• _Aim of the task_:
Each line of the listing that contains the word "this" is to be copied.

• _Data supplied_:
---*---

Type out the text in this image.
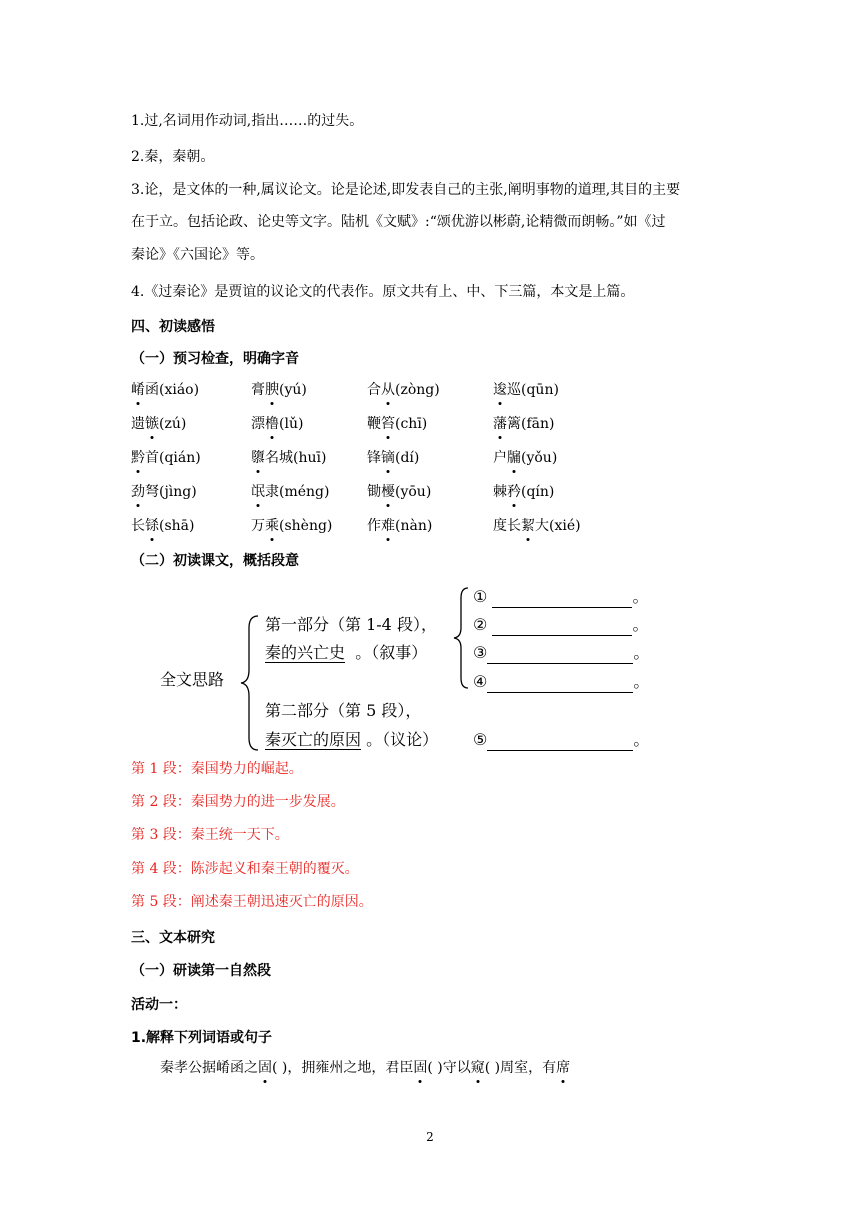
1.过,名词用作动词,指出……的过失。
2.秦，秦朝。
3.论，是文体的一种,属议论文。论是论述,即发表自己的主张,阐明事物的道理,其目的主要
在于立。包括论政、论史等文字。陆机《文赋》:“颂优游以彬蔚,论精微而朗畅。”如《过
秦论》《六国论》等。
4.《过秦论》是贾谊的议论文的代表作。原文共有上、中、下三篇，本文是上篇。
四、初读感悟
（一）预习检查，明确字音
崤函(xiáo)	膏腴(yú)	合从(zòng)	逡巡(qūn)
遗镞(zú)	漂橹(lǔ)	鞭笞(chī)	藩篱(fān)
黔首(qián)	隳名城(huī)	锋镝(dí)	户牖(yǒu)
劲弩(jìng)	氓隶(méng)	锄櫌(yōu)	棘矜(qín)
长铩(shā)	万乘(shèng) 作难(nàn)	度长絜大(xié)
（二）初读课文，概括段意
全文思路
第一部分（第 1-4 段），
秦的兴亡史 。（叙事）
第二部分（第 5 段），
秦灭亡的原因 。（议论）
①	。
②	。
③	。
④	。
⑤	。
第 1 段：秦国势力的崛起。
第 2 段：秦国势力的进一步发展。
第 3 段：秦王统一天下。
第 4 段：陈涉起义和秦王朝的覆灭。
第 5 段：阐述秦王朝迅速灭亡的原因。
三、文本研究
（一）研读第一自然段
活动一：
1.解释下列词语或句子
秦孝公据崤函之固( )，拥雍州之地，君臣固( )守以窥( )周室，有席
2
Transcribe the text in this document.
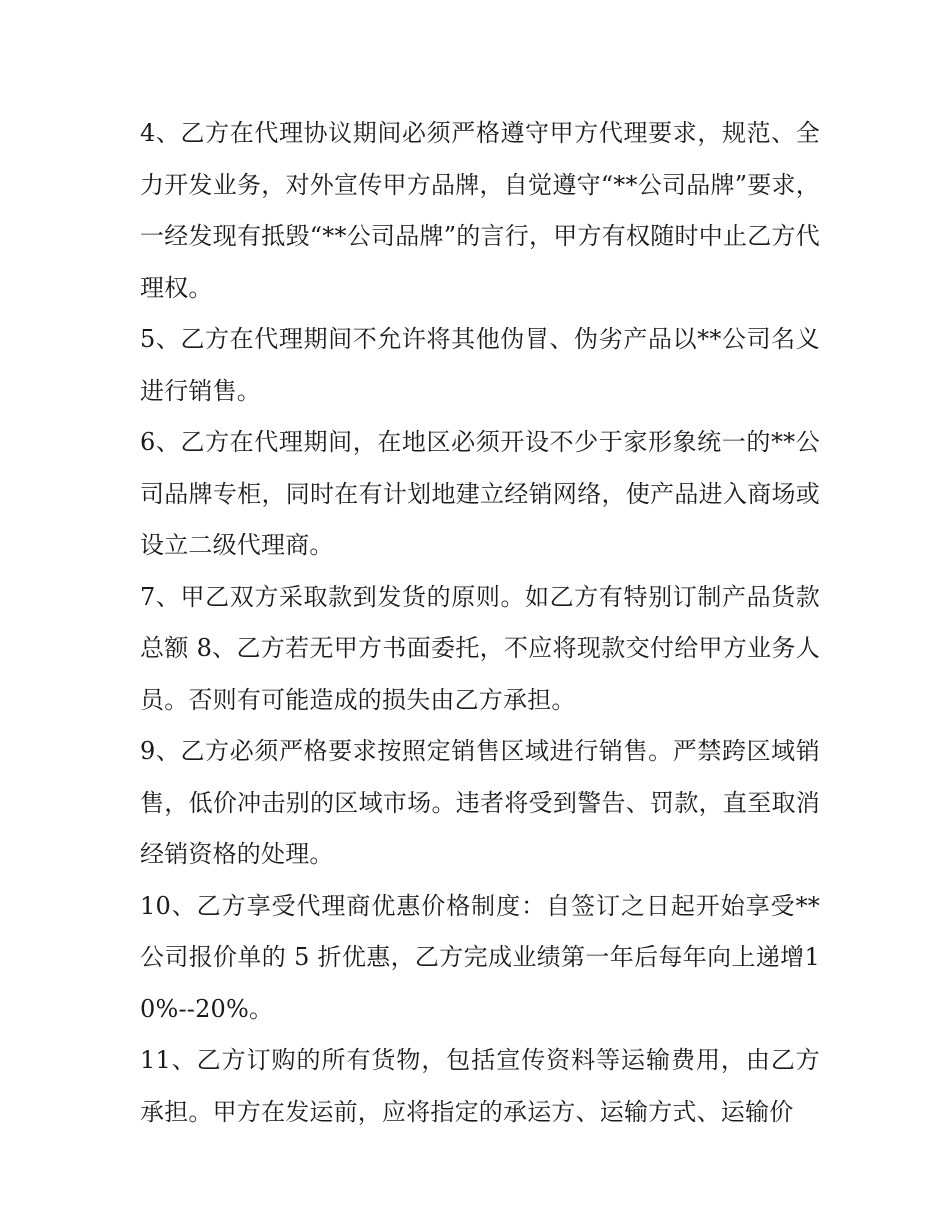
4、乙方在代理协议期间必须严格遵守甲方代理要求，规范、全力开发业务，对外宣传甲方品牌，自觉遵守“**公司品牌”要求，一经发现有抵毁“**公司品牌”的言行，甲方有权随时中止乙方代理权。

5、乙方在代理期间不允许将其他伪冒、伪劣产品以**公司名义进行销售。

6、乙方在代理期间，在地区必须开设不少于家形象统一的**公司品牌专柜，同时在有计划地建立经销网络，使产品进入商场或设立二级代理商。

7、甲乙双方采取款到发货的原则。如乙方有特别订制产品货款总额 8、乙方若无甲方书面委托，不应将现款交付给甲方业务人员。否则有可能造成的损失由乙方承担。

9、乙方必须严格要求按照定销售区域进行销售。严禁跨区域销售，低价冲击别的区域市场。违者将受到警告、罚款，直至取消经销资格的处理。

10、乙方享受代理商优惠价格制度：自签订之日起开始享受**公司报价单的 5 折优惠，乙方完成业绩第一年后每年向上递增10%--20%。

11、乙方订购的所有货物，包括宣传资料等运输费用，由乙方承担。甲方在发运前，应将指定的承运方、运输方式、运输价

---*---

• _Task output_:
Type out the text in this image.
Transcribe the text in this document.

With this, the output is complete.